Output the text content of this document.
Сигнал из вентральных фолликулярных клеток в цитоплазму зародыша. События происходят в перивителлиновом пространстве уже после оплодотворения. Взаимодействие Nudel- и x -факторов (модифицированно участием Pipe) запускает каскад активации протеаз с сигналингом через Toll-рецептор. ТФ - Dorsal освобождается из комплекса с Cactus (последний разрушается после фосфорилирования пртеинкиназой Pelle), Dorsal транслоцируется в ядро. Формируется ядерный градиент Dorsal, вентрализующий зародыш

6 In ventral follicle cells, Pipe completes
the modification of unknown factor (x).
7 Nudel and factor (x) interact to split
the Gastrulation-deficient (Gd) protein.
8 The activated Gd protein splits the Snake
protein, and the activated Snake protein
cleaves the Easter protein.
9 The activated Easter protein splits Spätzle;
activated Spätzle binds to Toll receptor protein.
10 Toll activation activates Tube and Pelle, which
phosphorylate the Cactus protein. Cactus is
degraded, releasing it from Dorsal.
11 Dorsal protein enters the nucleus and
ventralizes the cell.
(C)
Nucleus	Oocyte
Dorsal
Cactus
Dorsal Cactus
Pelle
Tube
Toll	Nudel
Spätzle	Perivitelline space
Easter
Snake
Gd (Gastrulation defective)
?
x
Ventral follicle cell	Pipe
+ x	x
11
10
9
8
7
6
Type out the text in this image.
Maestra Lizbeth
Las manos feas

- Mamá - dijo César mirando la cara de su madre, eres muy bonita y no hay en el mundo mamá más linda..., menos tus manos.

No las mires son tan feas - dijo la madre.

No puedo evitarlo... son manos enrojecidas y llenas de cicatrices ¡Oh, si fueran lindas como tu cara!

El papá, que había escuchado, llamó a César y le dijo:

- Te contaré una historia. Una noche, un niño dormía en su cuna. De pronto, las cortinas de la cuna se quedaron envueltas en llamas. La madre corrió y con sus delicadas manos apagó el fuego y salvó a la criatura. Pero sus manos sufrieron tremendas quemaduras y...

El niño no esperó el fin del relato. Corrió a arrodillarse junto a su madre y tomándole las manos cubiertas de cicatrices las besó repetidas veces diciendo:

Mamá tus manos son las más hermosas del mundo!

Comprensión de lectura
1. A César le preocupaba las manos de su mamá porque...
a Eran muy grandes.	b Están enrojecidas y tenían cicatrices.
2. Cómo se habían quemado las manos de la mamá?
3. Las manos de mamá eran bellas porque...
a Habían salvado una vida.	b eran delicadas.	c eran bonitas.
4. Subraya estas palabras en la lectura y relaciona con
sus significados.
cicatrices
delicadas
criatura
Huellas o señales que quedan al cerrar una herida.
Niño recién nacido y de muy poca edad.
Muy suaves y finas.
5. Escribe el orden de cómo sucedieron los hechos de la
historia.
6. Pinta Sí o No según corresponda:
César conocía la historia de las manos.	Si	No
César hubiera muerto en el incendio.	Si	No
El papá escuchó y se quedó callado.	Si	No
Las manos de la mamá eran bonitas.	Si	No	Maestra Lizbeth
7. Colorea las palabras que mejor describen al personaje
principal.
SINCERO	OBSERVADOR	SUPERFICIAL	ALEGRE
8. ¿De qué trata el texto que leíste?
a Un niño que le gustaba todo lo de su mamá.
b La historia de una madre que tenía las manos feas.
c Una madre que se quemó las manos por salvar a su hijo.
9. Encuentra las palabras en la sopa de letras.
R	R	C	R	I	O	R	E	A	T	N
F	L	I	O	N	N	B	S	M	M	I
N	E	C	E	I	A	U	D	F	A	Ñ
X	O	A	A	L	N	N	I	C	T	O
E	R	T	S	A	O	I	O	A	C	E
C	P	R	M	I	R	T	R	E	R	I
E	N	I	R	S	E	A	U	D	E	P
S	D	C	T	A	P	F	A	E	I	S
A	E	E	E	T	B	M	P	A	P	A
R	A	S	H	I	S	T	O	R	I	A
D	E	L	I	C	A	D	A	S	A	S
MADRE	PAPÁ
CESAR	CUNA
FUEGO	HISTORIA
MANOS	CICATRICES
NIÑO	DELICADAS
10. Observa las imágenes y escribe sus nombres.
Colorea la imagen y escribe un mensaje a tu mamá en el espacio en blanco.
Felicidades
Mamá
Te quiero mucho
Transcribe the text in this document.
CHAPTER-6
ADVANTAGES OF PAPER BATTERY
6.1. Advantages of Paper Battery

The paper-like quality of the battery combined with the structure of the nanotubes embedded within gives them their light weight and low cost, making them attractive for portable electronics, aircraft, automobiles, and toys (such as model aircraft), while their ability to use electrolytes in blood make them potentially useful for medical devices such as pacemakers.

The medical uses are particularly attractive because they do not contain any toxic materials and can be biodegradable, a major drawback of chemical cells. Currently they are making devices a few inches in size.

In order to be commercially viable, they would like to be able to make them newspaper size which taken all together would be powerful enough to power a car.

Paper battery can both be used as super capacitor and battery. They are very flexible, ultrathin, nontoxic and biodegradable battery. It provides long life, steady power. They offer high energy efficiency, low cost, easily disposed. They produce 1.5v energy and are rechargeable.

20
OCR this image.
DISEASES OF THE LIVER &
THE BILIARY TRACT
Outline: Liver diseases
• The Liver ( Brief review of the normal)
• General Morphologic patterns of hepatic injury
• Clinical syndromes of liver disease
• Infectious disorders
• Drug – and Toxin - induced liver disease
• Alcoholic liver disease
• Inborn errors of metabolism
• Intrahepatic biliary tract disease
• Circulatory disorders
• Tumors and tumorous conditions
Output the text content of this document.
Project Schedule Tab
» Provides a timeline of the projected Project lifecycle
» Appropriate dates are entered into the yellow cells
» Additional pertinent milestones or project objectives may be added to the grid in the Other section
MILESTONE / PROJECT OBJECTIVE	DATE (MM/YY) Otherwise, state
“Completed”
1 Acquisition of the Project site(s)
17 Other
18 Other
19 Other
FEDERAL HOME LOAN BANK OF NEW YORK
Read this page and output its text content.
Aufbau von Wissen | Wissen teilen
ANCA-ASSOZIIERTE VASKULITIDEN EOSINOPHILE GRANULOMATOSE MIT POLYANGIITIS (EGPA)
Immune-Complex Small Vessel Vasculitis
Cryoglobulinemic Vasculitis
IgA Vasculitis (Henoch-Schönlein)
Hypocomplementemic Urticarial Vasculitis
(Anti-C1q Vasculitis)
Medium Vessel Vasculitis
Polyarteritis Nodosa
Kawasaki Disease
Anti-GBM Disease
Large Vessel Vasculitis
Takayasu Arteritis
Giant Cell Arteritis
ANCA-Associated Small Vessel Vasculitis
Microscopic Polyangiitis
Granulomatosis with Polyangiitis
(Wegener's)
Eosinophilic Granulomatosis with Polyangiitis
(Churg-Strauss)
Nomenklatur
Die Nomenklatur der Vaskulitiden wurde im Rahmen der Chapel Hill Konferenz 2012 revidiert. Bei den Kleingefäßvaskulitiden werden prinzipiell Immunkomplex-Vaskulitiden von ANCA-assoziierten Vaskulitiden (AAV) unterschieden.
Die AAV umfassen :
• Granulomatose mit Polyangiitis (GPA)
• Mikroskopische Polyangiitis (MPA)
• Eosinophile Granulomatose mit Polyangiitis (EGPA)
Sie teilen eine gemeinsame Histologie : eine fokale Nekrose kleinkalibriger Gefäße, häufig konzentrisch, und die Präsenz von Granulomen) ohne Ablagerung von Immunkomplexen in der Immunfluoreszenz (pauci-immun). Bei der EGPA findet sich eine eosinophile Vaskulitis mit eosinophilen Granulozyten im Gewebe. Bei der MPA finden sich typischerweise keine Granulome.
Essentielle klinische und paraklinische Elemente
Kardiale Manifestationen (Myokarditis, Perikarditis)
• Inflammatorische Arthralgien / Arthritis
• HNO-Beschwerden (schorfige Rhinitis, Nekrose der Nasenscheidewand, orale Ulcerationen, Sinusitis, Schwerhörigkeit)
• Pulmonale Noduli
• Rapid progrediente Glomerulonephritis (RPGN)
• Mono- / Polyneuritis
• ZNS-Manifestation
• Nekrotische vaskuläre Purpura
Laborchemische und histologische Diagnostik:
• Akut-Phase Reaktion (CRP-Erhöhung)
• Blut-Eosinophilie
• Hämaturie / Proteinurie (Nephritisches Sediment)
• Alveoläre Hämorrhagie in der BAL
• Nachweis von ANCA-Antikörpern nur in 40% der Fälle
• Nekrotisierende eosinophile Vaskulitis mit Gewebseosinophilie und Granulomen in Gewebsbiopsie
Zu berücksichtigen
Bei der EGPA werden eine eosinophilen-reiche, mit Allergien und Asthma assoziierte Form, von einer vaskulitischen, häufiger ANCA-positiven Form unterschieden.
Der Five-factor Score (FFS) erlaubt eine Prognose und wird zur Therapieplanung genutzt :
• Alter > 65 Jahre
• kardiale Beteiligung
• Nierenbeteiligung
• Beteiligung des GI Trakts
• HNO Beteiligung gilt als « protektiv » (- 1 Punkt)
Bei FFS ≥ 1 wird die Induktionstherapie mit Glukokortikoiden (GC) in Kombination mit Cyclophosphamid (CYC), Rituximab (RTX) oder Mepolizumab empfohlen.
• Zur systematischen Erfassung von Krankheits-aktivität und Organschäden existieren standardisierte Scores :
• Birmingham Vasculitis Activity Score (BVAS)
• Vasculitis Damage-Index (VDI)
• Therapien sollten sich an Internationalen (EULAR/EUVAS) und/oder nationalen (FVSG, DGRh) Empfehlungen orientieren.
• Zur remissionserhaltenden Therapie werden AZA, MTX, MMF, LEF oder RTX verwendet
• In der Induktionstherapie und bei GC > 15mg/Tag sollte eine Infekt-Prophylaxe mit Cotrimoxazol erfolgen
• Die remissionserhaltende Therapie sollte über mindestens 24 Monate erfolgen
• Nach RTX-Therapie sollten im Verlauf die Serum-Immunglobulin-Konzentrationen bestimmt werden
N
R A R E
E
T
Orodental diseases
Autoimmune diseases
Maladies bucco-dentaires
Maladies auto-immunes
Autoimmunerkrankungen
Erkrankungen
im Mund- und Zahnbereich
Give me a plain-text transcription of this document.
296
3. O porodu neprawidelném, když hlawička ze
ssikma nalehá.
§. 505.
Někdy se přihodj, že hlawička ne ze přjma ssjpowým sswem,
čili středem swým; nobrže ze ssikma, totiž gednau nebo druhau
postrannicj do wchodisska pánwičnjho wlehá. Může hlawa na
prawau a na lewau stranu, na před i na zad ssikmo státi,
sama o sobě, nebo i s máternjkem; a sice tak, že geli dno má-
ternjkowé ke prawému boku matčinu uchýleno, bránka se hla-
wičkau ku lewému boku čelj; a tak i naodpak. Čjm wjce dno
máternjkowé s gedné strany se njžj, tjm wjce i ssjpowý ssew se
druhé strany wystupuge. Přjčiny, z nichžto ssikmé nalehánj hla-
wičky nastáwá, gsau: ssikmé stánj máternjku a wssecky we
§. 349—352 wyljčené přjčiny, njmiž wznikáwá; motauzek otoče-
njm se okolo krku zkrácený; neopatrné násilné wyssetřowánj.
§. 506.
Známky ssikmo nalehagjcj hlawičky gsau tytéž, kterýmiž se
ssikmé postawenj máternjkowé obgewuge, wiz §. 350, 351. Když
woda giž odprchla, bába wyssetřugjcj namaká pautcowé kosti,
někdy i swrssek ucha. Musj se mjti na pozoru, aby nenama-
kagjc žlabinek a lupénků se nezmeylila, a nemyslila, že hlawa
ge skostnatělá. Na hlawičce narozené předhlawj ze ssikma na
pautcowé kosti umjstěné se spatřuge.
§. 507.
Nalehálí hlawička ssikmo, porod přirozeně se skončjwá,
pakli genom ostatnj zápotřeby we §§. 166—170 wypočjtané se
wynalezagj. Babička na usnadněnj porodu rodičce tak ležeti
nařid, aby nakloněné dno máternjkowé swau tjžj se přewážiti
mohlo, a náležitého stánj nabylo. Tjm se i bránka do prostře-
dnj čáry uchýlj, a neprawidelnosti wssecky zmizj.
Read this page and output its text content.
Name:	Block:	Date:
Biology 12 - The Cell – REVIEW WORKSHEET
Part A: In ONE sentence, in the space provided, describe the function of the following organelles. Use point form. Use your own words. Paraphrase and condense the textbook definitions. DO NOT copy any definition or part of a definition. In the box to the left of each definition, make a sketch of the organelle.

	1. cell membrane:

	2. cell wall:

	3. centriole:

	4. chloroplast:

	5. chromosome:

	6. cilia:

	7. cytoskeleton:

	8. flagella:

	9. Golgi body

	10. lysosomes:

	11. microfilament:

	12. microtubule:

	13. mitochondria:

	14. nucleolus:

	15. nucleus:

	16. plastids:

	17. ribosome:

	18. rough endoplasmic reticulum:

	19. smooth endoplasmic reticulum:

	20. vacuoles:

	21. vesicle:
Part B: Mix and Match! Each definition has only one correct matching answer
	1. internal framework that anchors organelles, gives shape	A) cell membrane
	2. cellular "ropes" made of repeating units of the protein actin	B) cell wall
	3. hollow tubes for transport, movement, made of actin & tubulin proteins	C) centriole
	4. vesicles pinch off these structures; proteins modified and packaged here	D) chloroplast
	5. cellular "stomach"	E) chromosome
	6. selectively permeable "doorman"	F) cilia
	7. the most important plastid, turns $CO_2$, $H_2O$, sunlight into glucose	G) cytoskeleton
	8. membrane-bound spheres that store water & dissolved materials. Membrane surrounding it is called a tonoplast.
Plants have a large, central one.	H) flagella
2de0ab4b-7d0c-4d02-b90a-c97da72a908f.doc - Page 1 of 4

## What you are asked to do
Gather each line in the entries above where the string "Vessel" is found.

## Expected output
Immune-Complex Small Vessel Vasculitis
Medium Vessel Vasculitis
Large Vessel Vasculitis
ANCA-Associated Small Vessel Vasculitis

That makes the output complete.